• DATA ROWS
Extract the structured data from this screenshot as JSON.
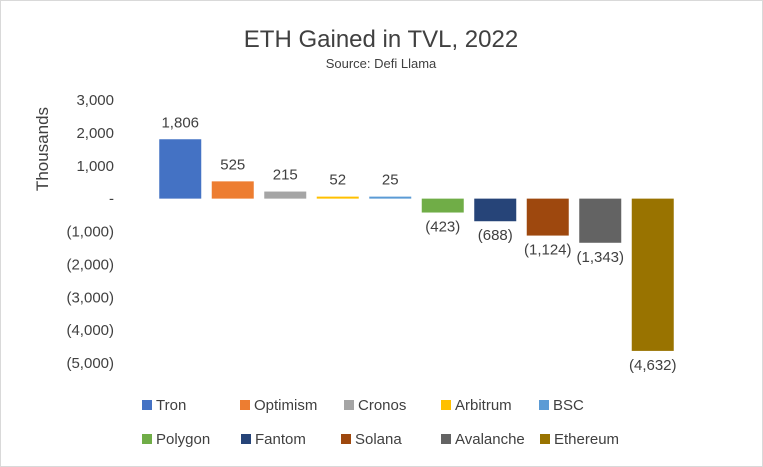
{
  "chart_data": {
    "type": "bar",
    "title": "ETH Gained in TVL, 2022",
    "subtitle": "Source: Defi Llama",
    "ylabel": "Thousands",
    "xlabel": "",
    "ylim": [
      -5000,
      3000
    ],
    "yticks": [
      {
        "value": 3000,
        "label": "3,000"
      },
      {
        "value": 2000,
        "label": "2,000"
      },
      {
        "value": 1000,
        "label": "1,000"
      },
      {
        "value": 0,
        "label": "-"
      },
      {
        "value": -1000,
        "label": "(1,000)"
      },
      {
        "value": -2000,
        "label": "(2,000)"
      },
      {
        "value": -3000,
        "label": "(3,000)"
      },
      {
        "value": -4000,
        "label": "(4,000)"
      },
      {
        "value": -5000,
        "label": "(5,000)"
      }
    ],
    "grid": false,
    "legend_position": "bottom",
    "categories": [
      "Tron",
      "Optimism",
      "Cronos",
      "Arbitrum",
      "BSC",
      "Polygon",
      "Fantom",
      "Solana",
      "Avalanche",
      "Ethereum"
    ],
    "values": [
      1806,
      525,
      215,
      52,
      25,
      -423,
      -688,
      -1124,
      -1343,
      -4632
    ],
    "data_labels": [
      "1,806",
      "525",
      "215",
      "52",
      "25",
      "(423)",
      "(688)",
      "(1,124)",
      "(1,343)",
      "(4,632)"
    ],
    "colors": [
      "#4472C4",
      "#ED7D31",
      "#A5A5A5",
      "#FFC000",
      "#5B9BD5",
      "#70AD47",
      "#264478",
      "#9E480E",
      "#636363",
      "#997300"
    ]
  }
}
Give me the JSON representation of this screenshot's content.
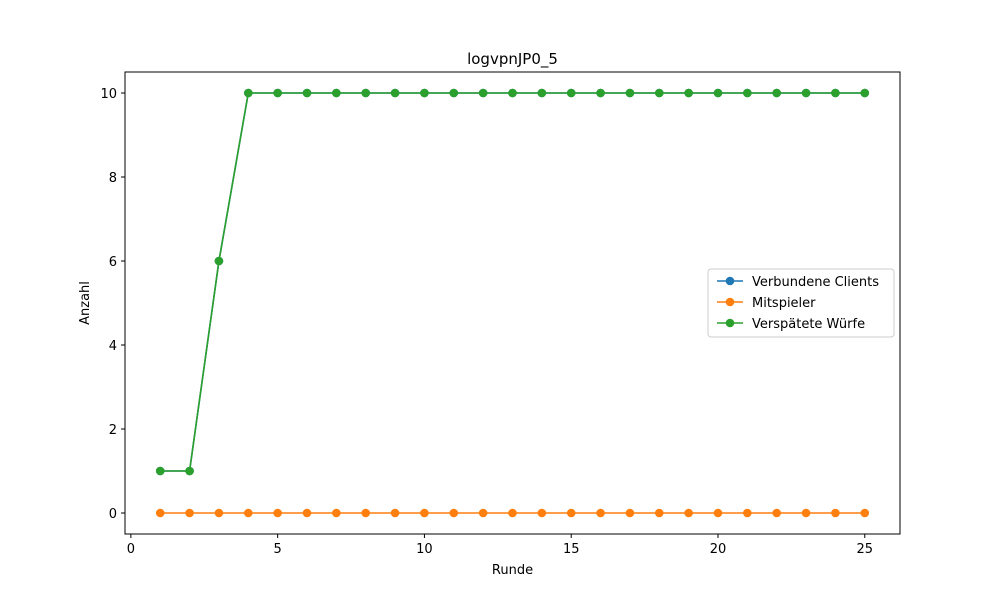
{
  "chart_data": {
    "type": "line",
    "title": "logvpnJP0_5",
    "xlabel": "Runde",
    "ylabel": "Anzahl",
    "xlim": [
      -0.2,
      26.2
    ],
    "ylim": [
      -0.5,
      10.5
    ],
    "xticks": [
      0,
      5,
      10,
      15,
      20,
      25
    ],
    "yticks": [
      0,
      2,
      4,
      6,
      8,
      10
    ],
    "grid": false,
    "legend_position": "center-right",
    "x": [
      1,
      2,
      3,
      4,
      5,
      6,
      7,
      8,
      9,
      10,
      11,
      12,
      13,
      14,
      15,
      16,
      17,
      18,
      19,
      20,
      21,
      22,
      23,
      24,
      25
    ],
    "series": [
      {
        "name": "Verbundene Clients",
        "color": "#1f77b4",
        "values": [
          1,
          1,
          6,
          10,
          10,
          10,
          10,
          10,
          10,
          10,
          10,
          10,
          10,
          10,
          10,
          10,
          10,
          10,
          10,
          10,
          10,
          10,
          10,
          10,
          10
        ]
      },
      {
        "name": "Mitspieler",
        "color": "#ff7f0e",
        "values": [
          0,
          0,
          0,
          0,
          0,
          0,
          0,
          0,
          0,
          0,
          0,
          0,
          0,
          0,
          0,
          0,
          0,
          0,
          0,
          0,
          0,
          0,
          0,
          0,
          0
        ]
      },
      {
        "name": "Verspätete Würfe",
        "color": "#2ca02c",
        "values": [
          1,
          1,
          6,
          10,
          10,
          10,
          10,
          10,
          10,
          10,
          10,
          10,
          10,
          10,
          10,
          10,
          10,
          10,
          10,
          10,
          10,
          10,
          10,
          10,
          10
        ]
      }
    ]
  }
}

• GOAL OF THE EXERCISE
Repeat the records word for word. Any picture in them should be left out.

• WRITTEN RESPONSE
Extract the structured data from this screenshot as JSON.
{
  "chart_data": {
    "type": "bar",
    "title": "ETH Gained in TVL, 2022",
    "subtitle": "Source: Defi Llama",
    "ylabel": "Thousands",
    "xlabel": "",
    "ylim": [
      -5000,
      3000
    ],
    "yticks": [
      {
        "value": 3000,
        "label": "3,000"
      },
      {
        "value": 2000,
        "label": "2,000"
      },
      {
        "value": 1000,
        "label": "1,000"
      },
      {
        "value": 0,
        "label": "-"
      },
      {
        "value": -1000,
        "label": "(1,000)"
      },
      {
        "value": -2000,
        "label": "(2,000)"
      },
      {
        "value": -3000,
        "label": "(3,000)"
      },
      {
        "value": -4000,
        "label": "(4,000)"
      },
      {
        "value": -5000,
        "label": "(5,000)"
      }
    ],
    "grid": false,
    "legend_position": "bottom",
    "categories": [
      "Tron",
      "Optimism",
      "Cronos",
      "Arbitrum",
      "BSC",
      "Polygon",
      "Fantom",
      "Solana",
      "Avalanche",
      "Ethereum"
    ],
    "values": [
      1806,
      525,
      215,
      52,
      25,
      -423,
      -688,
      -1124,
      -1343,
      -4632
    ],
    "data_labels": [
      "1,806",
      "525",
      "215",
      "52",
      "25",
      "(423)",
      "(688)",
      "(1,124)",
      "(1,343)",
      "(4,632)"
    ],
    "colors": [
      "#4472C4",
      "#ED7D31",
      "#A5A5A5",
      "#FFC000",
      "#5B9BD5",
      "#70AD47",
      "#264478",
      "#9E480E",
      "#636363",
      "#997300"
    ]
  }
}
Give me the JSON representation of this screenshot's content.
{
  "chart_data": {
    "type": "line",
    "title": "logvpnJP0_5",
    "xlabel": "Runde",
    "ylabel": "Anzahl",
    "xlim": [
      -0.2,
      26.2
    ],
    "ylim": [
      -0.5,
      10.5
    ],
    "xticks": [
      0,
      5,
      10,
      15,
      20,
      25
    ],
    "yticks": [
      0,
      2,
      4,
      6,
      8,
      10
    ],
    "grid": false,
    "legend_position": "center-right",
    "x": [
      1,
      2,
      3,
      4,
      5,
      6,
      7,
      8,
      9,
      10,
      11,
      12,
      13,
      14,
      15,
      16,
      17,
      18,
      19,
      20,
      21,
      22,
      23,
      24,
      25
    ],
    "series": [
      {
        "name": "Verbundene Clients",
        "color": "#1f77b4",
        "values": [
          1,
          1,
          6,
          10,
          10,
          10,
          10,
          10,
          10,
          10,
          10,
          10,
          10,
          10,
          10,
          10,
          10,
          10,
          10,
          10,
          10,
          10,
          10,
          10,
          10
        ]
      },
      {
        "name": "Mitspieler",
        "color": "#ff7f0e",
        "values": [
          0,
          0,
          0,
          0,
          0,
          0,
          0,
          0,
          0,
          0,
          0,
          0,
          0,
          0,
          0,
          0,
          0,
          0,
          0,
          0,
          0,
          0,
          0,
          0,
          0
        ]
      },
      {
        "name": "Verspätete Würfe",
        "color": "#2ca02c",
        "values": [
          1,
          1,
          6,
          10,
          10,
          10,
          10,
          10,
          10,
          10,
          10,
          10,
          10,
          10,
          10,
          10,
          10,
          10,
          10,
          10,
          10,
          10,
          10,
          10,
          10
        ]
      }
    ]
  }
}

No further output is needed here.